### ACTIVITY
Your answer must be every line of the data that holds the string "nsince".

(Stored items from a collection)
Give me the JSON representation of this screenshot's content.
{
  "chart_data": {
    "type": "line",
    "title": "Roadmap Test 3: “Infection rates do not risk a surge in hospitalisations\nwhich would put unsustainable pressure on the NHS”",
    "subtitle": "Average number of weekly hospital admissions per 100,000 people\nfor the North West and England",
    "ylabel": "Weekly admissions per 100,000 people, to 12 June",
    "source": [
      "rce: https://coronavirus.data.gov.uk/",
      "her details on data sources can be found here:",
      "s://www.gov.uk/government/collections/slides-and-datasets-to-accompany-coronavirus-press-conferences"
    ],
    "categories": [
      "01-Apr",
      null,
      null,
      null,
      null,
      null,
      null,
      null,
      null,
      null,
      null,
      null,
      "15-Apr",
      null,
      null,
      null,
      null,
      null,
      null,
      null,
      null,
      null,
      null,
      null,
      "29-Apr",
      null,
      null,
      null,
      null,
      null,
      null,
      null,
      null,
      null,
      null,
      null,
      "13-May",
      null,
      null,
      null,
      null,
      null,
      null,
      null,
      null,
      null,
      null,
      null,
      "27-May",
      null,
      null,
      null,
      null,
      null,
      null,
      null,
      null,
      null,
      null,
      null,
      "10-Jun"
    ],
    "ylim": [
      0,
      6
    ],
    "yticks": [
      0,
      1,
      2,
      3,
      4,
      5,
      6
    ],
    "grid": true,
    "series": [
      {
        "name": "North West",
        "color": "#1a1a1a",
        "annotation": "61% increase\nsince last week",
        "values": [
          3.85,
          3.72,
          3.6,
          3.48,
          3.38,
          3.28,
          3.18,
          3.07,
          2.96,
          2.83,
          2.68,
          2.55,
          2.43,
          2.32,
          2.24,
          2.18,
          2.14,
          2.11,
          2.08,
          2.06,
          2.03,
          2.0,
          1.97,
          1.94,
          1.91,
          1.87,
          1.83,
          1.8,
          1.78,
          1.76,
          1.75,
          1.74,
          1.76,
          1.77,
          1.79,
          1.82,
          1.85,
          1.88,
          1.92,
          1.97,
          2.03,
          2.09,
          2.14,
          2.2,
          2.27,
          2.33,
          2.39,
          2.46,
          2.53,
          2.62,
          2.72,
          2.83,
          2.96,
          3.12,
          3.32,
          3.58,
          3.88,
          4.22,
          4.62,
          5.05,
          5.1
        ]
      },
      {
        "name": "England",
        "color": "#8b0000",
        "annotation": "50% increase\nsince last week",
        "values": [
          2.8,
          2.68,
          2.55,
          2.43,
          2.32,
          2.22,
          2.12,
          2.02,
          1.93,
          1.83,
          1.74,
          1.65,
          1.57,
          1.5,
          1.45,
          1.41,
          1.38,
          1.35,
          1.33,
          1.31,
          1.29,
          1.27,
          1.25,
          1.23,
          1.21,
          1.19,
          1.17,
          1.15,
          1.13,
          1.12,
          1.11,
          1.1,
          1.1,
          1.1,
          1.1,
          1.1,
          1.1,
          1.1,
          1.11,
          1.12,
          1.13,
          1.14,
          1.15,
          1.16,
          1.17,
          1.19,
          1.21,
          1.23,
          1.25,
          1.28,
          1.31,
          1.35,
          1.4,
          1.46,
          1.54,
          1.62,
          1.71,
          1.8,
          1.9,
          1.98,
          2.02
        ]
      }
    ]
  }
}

### WRITTEN SOLUTION
        "annotation": "61% increase\nsince last week",
        "annotation": "50% increase\nsince last week",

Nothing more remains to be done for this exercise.